Stored entries
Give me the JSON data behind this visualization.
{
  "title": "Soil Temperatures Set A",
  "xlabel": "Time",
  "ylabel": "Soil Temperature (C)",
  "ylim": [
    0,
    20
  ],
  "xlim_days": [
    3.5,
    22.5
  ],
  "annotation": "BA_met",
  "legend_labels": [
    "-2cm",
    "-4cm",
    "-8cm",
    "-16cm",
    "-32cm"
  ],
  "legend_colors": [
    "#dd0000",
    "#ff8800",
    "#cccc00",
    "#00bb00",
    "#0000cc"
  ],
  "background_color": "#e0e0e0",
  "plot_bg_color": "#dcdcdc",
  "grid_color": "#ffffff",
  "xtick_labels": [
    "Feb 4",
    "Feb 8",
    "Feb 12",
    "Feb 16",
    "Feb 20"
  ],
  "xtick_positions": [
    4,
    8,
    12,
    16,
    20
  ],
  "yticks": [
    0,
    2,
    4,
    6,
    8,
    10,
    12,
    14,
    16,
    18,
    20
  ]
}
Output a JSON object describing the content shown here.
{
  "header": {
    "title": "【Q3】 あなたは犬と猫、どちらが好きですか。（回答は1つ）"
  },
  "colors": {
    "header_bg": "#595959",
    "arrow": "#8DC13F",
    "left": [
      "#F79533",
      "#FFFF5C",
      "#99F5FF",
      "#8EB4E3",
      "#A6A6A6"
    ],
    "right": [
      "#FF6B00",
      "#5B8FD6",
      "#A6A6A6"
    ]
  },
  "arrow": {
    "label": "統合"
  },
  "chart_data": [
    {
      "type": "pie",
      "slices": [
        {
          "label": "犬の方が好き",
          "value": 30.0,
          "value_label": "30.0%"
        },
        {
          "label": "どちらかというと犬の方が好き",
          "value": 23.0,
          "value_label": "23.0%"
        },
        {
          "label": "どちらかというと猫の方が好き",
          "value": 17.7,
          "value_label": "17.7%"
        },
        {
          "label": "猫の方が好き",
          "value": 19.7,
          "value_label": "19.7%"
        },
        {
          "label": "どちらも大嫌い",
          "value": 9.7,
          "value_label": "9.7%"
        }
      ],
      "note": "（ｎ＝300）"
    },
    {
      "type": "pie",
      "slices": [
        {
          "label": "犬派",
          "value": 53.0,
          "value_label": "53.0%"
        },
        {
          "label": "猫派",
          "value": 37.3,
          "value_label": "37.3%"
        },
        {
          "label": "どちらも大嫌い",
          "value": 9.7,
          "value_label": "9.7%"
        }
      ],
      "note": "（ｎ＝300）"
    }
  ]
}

## [Task details]
Copy every record above exactly as it appears.

## [Task solution]
Give me the JSON data behind this visualization.
{
  "title": "Soil Temperatures Set A",
  "xlabel": "Time",
  "ylabel": "Soil Temperature (C)",
  "ylim": [
    0,
    20
  ],
  "xlim_days": [
    3.5,
    22.5
  ],
  "annotation": "BA_met",
  "legend_labels": [
    "-2cm",
    "-4cm",
    "-8cm",
    "-16cm",
    "-32cm"
  ],
  "legend_colors": [
    "#dd0000",
    "#ff8800",
    "#cccc00",
    "#00bb00",
    "#0000cc"
  ],
  "background_color": "#e0e0e0",
  "plot_bg_color": "#dcdcdc",
  "grid_color": "#ffffff",
  "xtick_labels": [
    "Feb 4",
    "Feb 8",
    "Feb 12",
    "Feb 16",
    "Feb 20"
  ],
  "xtick_positions": [
    4,
    8,
    12,
    16,
    20
  ],
  "yticks": [
    0,
    2,
    4,
    6,
    8,
    10,
    12,
    14,
    16,
    18,
    20
  ]
}
Output a JSON object describing the content shown here.
{
  "header": {
    "title": "【Q3】 あなたは犬と猫、どちらが好きですか。（回答は1つ）"
  },
  "colors": {
    "header_bg": "#595959",
    "arrow": "#8DC13F",
    "left": [
      "#F79533",
      "#FFFF5C",
      "#99F5FF",
      "#8EB4E3",
      "#A6A6A6"
    ],
    "right": [
      "#FF6B00",
      "#5B8FD6",
      "#A6A6A6"
    ]
  },
  "arrow": {
    "label": "統合"
  },
  "chart_data": [
    {
      "type": "pie",
      "slices": [
        {
          "label": "犬の方が好き",
          "value": 30.0,
          "value_label": "30.0%"
        },
        {
          "label": "どちらかというと犬の方が好き",
          "value": 23.0,
          "value_label": "23.0%"
        },
        {
          "label": "どちらかというと猫の方が好き",
          "value": 17.7,
          "value_label": "17.7%"
        },
        {
          "label": "猫の方が好き",
          "value": 19.7,
          "value_label": "19.7%"
        },
        {
          "label": "どちらも大嫌い",
          "value": 9.7,
          "value_label": "9.7%"
        }
      ],
      "note": "（ｎ＝300）"
    },
    {
      "type": "pie",
      "slices": [
        {
          "label": "犬派",
          "value": 53.0,
          "value_label": "53.0%"
        },
        {
          "label": "猫派",
          "value": 37.3,
          "value_label": "37.3%"
        },
        {
          "label": "どちらも大嫌い",
          "value": 9.7,
          "value_label": "9.7%"
        }
      ],
      "note": "（ｎ＝300）"
    }
  ]
}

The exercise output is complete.